What the task requires —
Scan the data below and report how many lines include the word "SRMTID". Nothing else is wanted.
[start Input rows]
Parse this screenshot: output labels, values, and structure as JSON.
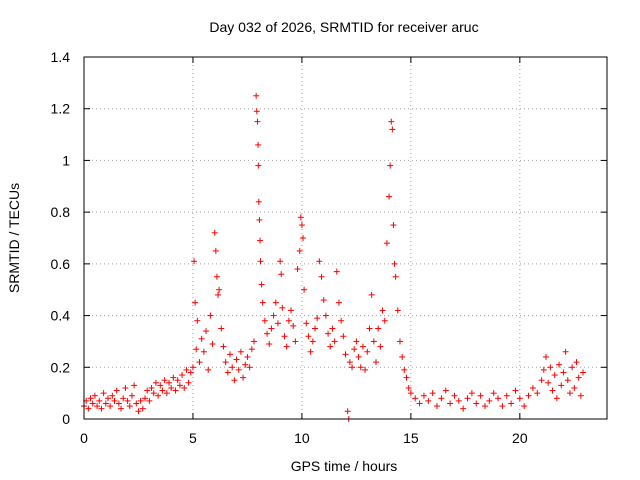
{
  "chart_data": {
    "type": "scatter",
    "title": "Day 032 of 2026, SRMTID for receiver aruc",
    "xlabel": "GPS time / hours",
    "ylabel": "SRMTID / TECUs",
    "xlim": [
      0,
      24
    ],
    "ylim": [
      0,
      1.4
    ],
    "x_ticks": [
      0,
      5,
      10,
      15,
      20
    ],
    "x_tick_labels": [
      "0",
      "5",
      "10",
      "15",
      "20"
    ],
    "y_ticks": [
      0,
      0.2,
      0.4,
      0.6,
      0.8,
      1,
      1.2,
      1.4
    ],
    "y_tick_labels": [
      "0",
      "0.2",
      "0.4",
      "0.6",
      "0.8",
      "1",
      "1.2",
      "1.4"
    ],
    "grid": true,
    "marker": "+",
    "marker_color": "#ff0000",
    "series": [
      {
        "name": "SRMTID",
        "points": [
          [
            0.0,
            0.05
          ],
          [
            0.1,
            0.07
          ],
          [
            0.2,
            0.04
          ],
          [
            0.3,
            0.08
          ],
          [
            0.4,
            0.06
          ],
          [
            0.5,
            0.09
          ],
          [
            0.6,
            0.05
          ],
          [
            0.7,
            0.07
          ],
          [
            0.8,
            0.04
          ],
          [
            0.9,
            0.1
          ],
          [
            1.0,
            0.06
          ],
          [
            1.1,
            0.08
          ],
          [
            1.2,
            0.05
          ],
          [
            1.3,
            0.09
          ],
          [
            1.4,
            0.07
          ],
          [
            1.5,
            0.11
          ],
          [
            1.6,
            0.06
          ],
          [
            1.7,
            0.04
          ],
          [
            1.8,
            0.08
          ],
          [
            1.9,
            0.12
          ],
          [
            2.0,
            0.07
          ],
          [
            2.1,
            0.05
          ],
          [
            2.2,
            0.09
          ],
          [
            2.3,
            0.13
          ],
          [
            2.4,
            0.06
          ],
          [
            2.5,
            0.03
          ],
          [
            2.6,
            0.07
          ],
          [
            2.7,
            0.04
          ],
          [
            2.8,
            0.08
          ],
          [
            2.9,
            0.11
          ],
          [
            3.0,
            0.07
          ],
          [
            3.1,
            0.12
          ],
          [
            3.2,
            0.1
          ],
          [
            3.3,
            0.14
          ],
          [
            3.4,
            0.09
          ],
          [
            3.5,
            0.13
          ],
          [
            3.6,
            0.11
          ],
          [
            3.7,
            0.15
          ],
          [
            3.8,
            0.1
          ],
          [
            3.9,
            0.14
          ],
          [
            4.0,
            0.12
          ],
          [
            4.1,
            0.16
          ],
          [
            4.2,
            0.11
          ],
          [
            4.3,
            0.15
          ],
          [
            4.4,
            0.13
          ],
          [
            4.5,
            0.17
          ],
          [
            4.6,
            0.12
          ],
          [
            4.7,
            0.19
          ],
          [
            4.8,
            0.14
          ],
          [
            4.9,
            0.18
          ],
          [
            5.0,
            0.2
          ],
          [
            5.05,
            0.61
          ],
          [
            5.1,
            0.45
          ],
          [
            5.15,
            0.27
          ],
          [
            5.2,
            0.38
          ],
          [
            5.3,
            0.22
          ],
          [
            5.4,
            0.31
          ],
          [
            5.5,
            0.26
          ],
          [
            5.6,
            0.34
          ],
          [
            5.7,
            0.19
          ],
          [
            5.8,
            0.4
          ],
          [
            5.9,
            0.29
          ],
          [
            6.0,
            0.72
          ],
          [
            6.05,
            0.65
          ],
          [
            6.1,
            0.55
          ],
          [
            6.15,
            0.48
          ],
          [
            6.2,
            0.5
          ],
          [
            6.3,
            0.35
          ],
          [
            6.4,
            0.28
          ],
          [
            6.5,
            0.22
          ],
          [
            6.6,
            0.18
          ],
          [
            6.7,
            0.25
          ],
          [
            6.8,
            0.2
          ],
          [
            6.9,
            0.15
          ],
          [
            7.0,
            0.23
          ],
          [
            7.1,
            0.19
          ],
          [
            7.2,
            0.26
          ],
          [
            7.3,
            0.16
          ],
          [
            7.4,
            0.21
          ],
          [
            7.5,
            0.24
          ],
          [
            7.6,
            0.2
          ],
          [
            7.7,
            0.27
          ],
          [
            7.8,
            0.3
          ],
          [
            7.9,
            1.25
          ],
          [
            7.93,
            1.19
          ],
          [
            7.96,
            1.15
          ],
          [
            7.99,
            1.06
          ],
          [
            8.0,
            0.98
          ],
          [
            8.02,
            0.84
          ],
          [
            8.05,
            0.77
          ],
          [
            8.08,
            0.69
          ],
          [
            8.1,
            0.61
          ],
          [
            8.15,
            0.52
          ],
          [
            8.2,
            0.45
          ],
          [
            8.3,
            0.38
          ],
          [
            8.4,
            0.33
          ],
          [
            8.5,
            0.29
          ],
          [
            8.6,
            0.35
          ],
          [
            8.7,
            0.4
          ],
          [
            8.8,
            0.45
          ],
          [
            8.9,
            0.37
          ],
          [
            9.0,
            0.61
          ],
          [
            9.05,
            0.56
          ],
          [
            9.1,
            0.43
          ],
          [
            9.2,
            0.32
          ],
          [
            9.3,
            0.28
          ],
          [
            9.4,
            0.38
          ],
          [
            9.5,
            0.42
          ],
          [
            9.6,
            0.36
          ],
          [
            9.7,
            0.3
          ],
          [
            9.8,
            0.58
          ],
          [
            9.9,
            0.65
          ],
          [
            9.95,
            0.78
          ],
          [
            10.0,
            0.75
          ],
          [
            10.05,
            0.7
          ],
          [
            10.1,
            0.5
          ],
          [
            10.2,
            0.37
          ],
          [
            10.3,
            0.32
          ],
          [
            10.4,
            0.26
          ],
          [
            10.5,
            0.3
          ],
          [
            10.6,
            0.35
          ],
          [
            10.7,
            0.39
          ],
          [
            10.8,
            0.61
          ],
          [
            10.9,
            0.55
          ],
          [
            11.0,
            0.46
          ],
          [
            11.1,
            0.4
          ],
          [
            11.2,
            0.33
          ],
          [
            11.3,
            0.28
          ],
          [
            11.4,
            0.35
          ],
          [
            11.5,
            0.3
          ],
          [
            11.6,
            0.57
          ],
          [
            11.7,
            0.45
          ],
          [
            11.8,
            0.38
          ],
          [
            11.9,
            0.32
          ],
          [
            12.0,
            0.25
          ],
          [
            12.1,
            0.03
          ],
          [
            12.15,
            0.0
          ],
          [
            12.2,
            0.22
          ],
          [
            12.3,
            0.2
          ],
          [
            12.4,
            0.27
          ],
          [
            12.5,
            0.3
          ],
          [
            12.6,
            0.24
          ],
          [
            12.7,
            0.2
          ],
          [
            12.8,
            0.28
          ],
          [
            12.9,
            0.19
          ],
          [
            13.0,
            0.26
          ],
          [
            13.1,
            0.35
          ],
          [
            13.2,
            0.48
          ],
          [
            13.3,
            0.3
          ],
          [
            13.4,
            0.22
          ],
          [
            13.5,
            0.35
          ],
          [
            13.6,
            0.28
          ],
          [
            13.7,
            0.42
          ],
          [
            13.8,
            0.38
          ],
          [
            13.9,
            0.68
          ],
          [
            14.0,
            0.86
          ],
          [
            14.05,
            0.98
          ],
          [
            14.1,
            1.15
          ],
          [
            14.15,
            1.12
          ],
          [
            14.2,
            0.75
          ],
          [
            14.25,
            0.6
          ],
          [
            14.3,
            0.55
          ],
          [
            14.4,
            0.42
          ],
          [
            14.5,
            0.3
          ],
          [
            14.6,
            0.24
          ],
          [
            14.7,
            0.19
          ],
          [
            14.8,
            0.16
          ],
          [
            14.9,
            0.12
          ],
          [
            15.0,
            0.1
          ],
          [
            15.2,
            0.08
          ],
          [
            15.4,
            0.06
          ],
          [
            15.6,
            0.09
          ],
          [
            15.8,
            0.07
          ],
          [
            16.0,
            0.1
          ],
          [
            16.2,
            0.05
          ],
          [
            16.4,
            0.08
          ],
          [
            16.6,
            0.11
          ],
          [
            16.8,
            0.06
          ],
          [
            17.0,
            0.09
          ],
          [
            17.2,
            0.07
          ],
          [
            17.4,
            0.04
          ],
          [
            17.6,
            0.08
          ],
          [
            17.8,
            0.1
          ],
          [
            18.0,
            0.06
          ],
          [
            18.2,
            0.09
          ],
          [
            18.4,
            0.05
          ],
          [
            18.6,
            0.07
          ],
          [
            18.8,
            0.1
          ],
          [
            19.0,
            0.08
          ],
          [
            19.2,
            0.05
          ],
          [
            19.4,
            0.09
          ],
          [
            19.6,
            0.06
          ],
          [
            19.8,
            0.11
          ],
          [
            20.0,
            0.08
          ],
          [
            20.2,
            0.05
          ],
          [
            20.4,
            0.09
          ],
          [
            20.6,
            0.12
          ],
          [
            20.8,
            0.1
          ],
          [
            21.0,
            0.15
          ],
          [
            21.1,
            0.19
          ],
          [
            21.2,
            0.24
          ],
          [
            21.3,
            0.14
          ],
          [
            21.4,
            0.2
          ],
          [
            21.5,
            0.11
          ],
          [
            21.6,
            0.17
          ],
          [
            21.7,
            0.08
          ],
          [
            21.8,
            0.21
          ],
          [
            21.9,
            0.13
          ],
          [
            22.0,
            0.18
          ],
          [
            22.1,
            0.26
          ],
          [
            22.2,
            0.15
          ],
          [
            22.3,
            0.1
          ],
          [
            22.4,
            0.2
          ],
          [
            22.5,
            0.12
          ],
          [
            22.6,
            0.22
          ],
          [
            22.7,
            0.16
          ],
          [
            22.8,
            0.09
          ],
          [
            22.9,
            0.18
          ]
        ]
      }
    ]
  }
}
[end Input rows]
Response —
3